**Work required**
Spot each line in the records below where the word "Read" occurs, then copy it.

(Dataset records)
* Start *
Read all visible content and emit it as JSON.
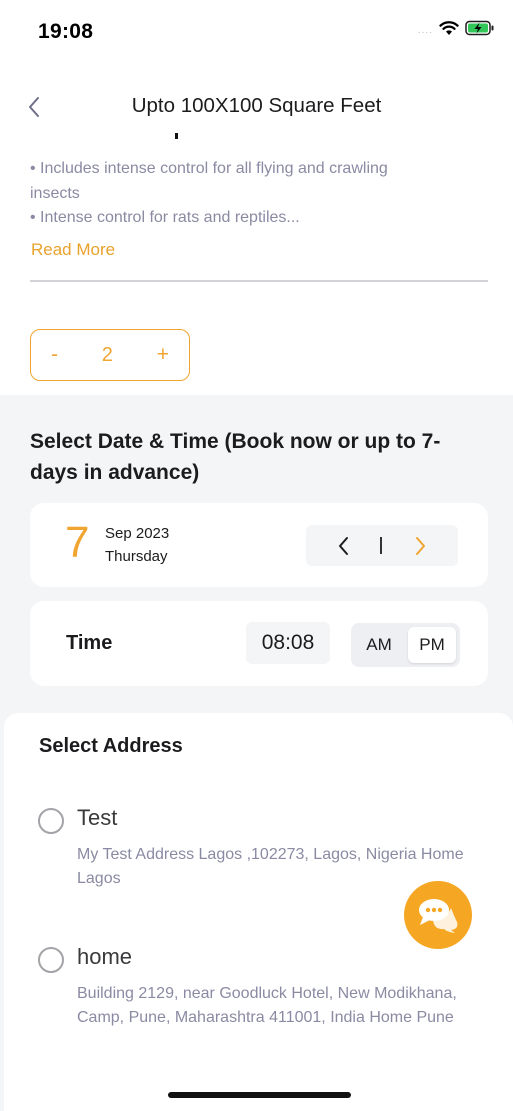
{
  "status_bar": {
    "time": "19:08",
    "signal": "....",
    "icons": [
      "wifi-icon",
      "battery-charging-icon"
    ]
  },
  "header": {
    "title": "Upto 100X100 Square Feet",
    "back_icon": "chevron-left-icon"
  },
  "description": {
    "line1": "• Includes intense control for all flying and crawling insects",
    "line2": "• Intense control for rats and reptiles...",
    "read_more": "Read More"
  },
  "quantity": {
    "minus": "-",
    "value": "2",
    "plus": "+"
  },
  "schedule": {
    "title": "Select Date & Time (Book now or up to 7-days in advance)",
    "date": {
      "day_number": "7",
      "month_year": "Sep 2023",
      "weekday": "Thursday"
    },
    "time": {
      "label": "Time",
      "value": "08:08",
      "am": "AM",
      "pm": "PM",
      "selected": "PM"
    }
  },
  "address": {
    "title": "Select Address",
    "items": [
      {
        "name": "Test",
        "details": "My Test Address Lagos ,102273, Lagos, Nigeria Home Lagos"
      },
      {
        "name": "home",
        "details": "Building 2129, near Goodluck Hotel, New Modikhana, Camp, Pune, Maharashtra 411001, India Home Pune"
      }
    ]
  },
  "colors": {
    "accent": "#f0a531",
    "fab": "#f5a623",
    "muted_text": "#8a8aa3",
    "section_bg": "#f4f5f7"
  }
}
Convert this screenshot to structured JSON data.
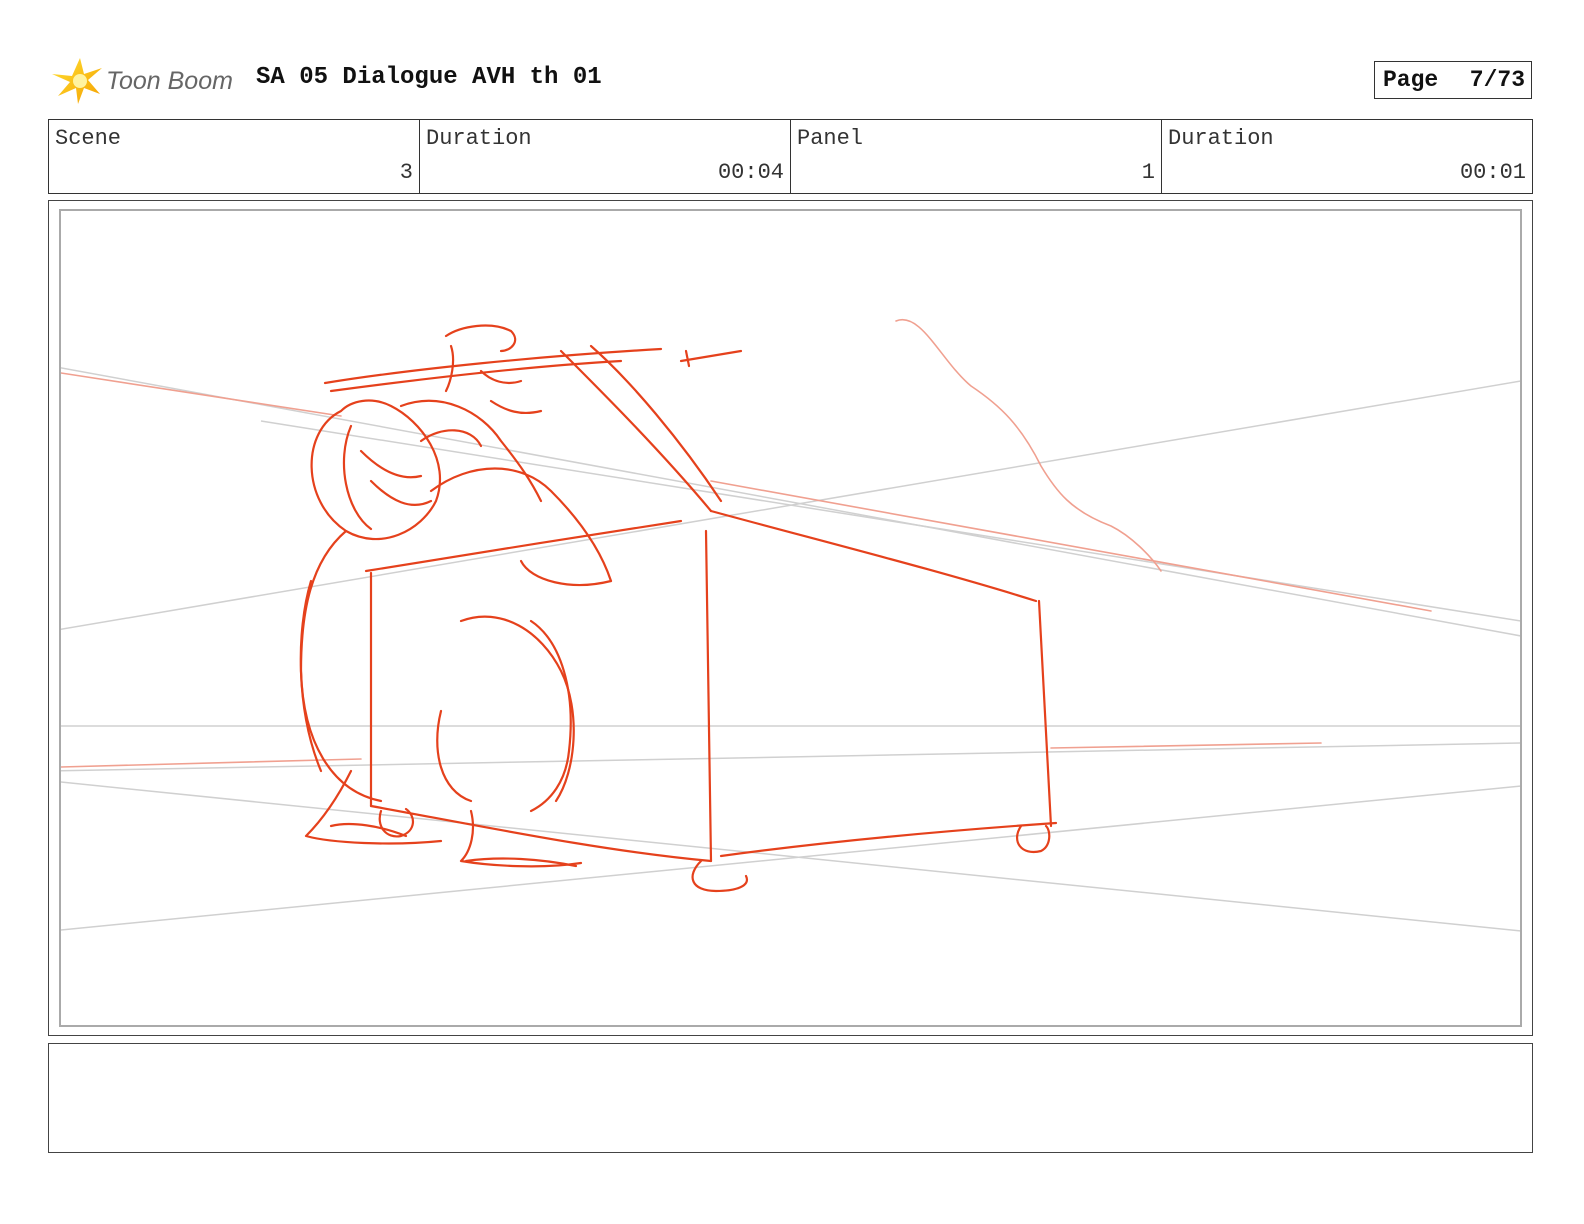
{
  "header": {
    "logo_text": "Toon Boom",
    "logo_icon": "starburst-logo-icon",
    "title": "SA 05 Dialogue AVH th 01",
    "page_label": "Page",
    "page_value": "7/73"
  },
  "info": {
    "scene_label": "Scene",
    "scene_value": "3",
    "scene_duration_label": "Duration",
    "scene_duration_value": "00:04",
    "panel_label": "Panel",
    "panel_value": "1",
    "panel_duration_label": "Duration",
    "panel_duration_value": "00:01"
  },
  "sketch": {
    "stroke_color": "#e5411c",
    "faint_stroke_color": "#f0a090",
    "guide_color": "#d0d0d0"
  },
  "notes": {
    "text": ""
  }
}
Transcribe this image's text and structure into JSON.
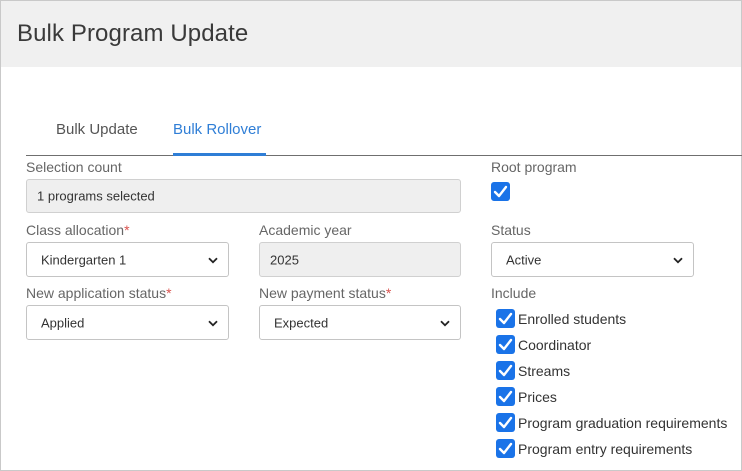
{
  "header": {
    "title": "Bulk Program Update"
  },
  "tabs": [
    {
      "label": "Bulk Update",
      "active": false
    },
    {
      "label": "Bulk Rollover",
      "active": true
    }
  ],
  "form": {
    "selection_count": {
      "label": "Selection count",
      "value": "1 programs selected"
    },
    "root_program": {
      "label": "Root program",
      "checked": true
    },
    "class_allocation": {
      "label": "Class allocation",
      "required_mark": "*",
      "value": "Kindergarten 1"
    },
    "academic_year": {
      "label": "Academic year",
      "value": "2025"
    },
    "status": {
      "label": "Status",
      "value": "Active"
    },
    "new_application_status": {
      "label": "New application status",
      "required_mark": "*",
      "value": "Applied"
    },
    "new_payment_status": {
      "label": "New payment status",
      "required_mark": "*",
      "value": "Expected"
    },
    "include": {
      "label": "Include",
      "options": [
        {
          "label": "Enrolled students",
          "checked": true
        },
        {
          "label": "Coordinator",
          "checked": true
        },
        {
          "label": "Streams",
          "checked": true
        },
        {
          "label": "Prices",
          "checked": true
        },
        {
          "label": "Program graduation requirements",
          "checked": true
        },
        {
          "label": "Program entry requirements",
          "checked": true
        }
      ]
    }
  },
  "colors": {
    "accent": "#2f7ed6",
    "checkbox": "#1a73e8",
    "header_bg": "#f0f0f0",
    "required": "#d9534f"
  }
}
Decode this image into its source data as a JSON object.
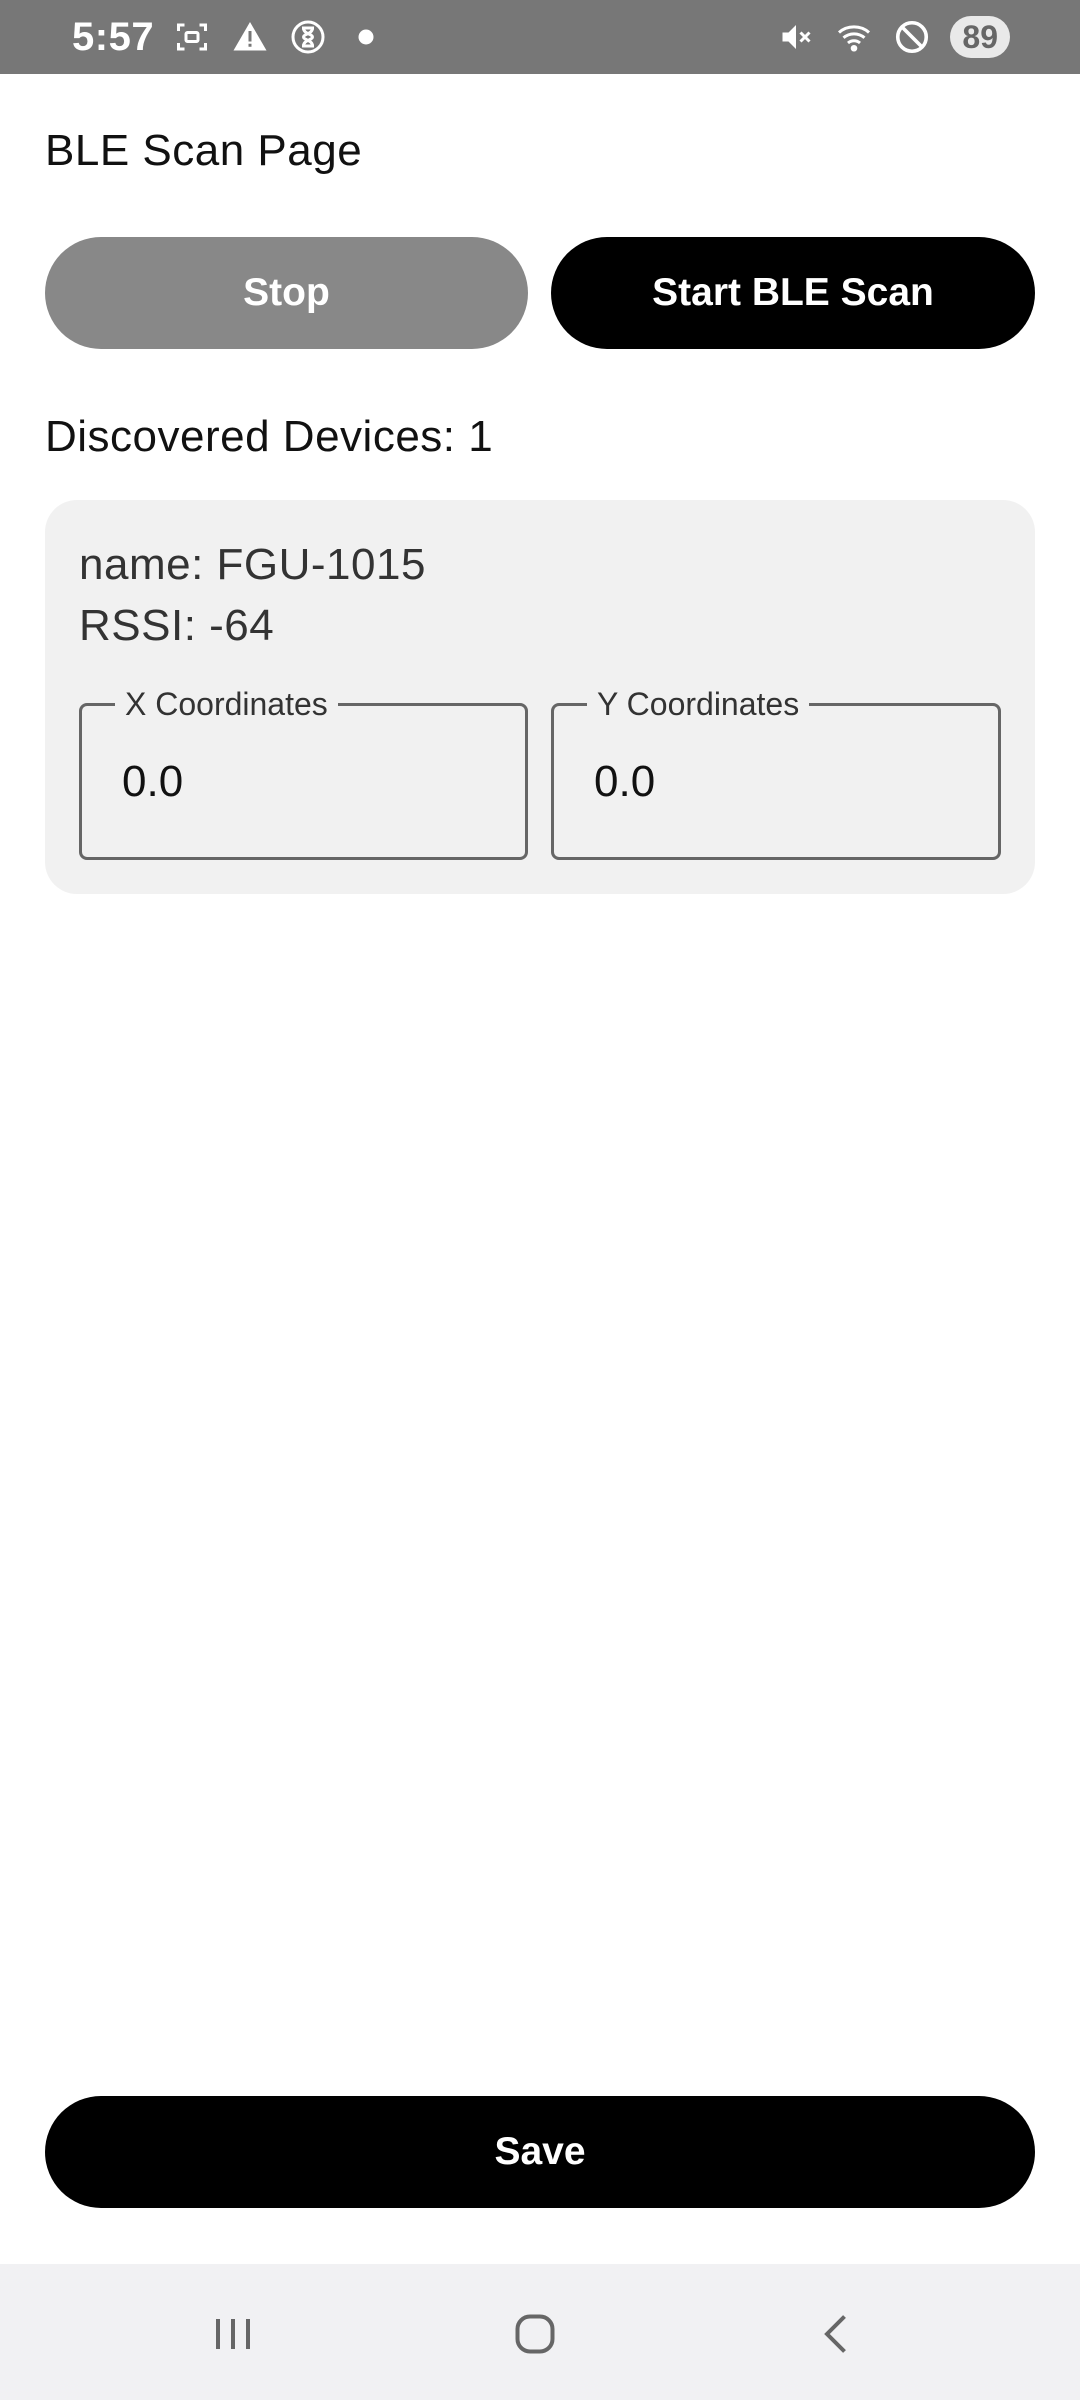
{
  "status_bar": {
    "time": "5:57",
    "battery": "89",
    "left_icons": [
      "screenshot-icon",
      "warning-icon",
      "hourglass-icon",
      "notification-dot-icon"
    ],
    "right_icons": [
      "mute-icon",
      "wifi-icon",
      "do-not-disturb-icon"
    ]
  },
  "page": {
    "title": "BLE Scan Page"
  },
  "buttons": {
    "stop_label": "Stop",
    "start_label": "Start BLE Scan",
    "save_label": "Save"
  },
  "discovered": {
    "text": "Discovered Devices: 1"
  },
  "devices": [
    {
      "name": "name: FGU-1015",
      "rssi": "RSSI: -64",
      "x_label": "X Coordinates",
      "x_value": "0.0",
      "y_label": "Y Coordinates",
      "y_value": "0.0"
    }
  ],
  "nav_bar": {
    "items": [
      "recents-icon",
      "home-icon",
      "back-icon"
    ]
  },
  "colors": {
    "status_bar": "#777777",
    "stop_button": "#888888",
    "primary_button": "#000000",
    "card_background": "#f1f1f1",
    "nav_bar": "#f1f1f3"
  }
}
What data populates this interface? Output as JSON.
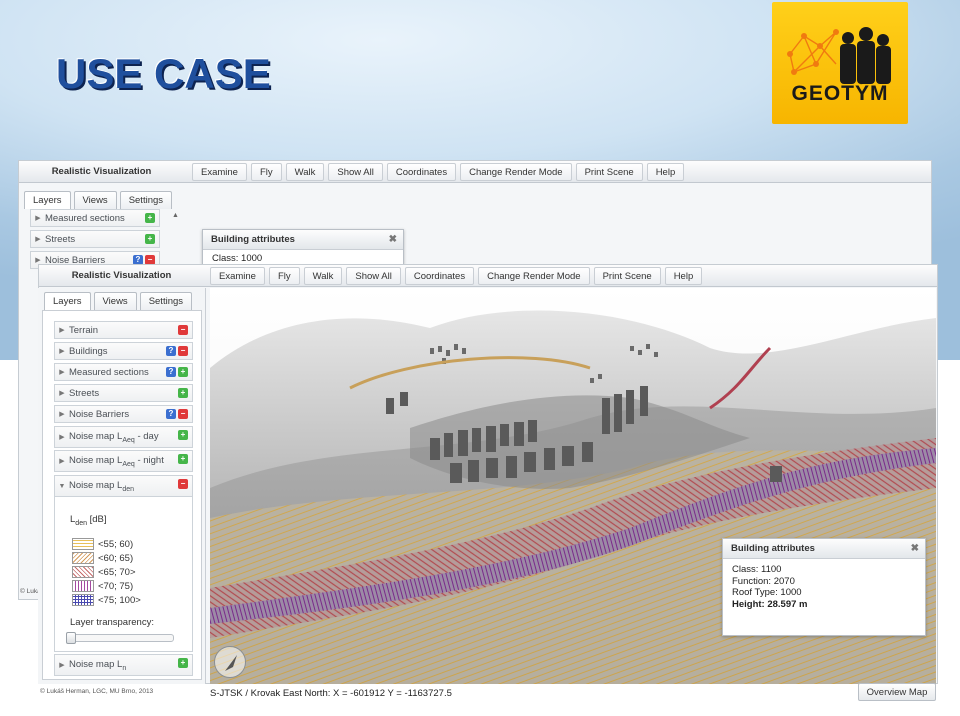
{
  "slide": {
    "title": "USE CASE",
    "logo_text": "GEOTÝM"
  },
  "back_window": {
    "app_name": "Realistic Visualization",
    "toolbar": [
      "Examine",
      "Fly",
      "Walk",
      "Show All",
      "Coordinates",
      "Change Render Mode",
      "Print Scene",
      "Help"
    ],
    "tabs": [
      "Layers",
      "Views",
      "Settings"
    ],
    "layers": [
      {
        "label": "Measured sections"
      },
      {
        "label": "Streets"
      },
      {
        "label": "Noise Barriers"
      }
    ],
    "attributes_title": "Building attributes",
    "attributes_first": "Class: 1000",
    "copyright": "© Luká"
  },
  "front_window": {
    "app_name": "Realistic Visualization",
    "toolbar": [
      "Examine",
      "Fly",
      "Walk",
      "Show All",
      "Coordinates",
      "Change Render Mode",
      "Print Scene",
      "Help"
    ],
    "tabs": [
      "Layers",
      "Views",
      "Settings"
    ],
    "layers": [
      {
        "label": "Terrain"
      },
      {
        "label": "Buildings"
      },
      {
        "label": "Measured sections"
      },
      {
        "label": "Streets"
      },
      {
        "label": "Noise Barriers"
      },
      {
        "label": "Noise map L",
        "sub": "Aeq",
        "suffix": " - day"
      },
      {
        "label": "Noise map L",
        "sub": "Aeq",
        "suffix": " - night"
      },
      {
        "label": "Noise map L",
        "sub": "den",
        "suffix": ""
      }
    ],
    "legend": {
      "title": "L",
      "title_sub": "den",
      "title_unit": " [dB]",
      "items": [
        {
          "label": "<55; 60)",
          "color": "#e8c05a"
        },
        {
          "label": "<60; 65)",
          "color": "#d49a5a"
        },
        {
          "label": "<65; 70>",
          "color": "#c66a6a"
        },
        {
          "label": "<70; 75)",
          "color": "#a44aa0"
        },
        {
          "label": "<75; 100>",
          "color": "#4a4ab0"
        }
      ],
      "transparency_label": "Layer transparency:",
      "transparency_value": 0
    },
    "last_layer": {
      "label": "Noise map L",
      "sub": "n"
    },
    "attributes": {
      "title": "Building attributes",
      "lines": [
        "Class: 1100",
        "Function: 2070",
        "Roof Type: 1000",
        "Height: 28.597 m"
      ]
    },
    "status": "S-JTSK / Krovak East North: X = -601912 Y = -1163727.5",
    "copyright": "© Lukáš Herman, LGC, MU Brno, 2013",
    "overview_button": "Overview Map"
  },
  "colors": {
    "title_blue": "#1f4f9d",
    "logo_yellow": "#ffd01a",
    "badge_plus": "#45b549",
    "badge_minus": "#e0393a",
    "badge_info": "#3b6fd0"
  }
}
* End *
**Exercise answer**
Read all visible content and emit it as JSON.
    "read_more": "Read More"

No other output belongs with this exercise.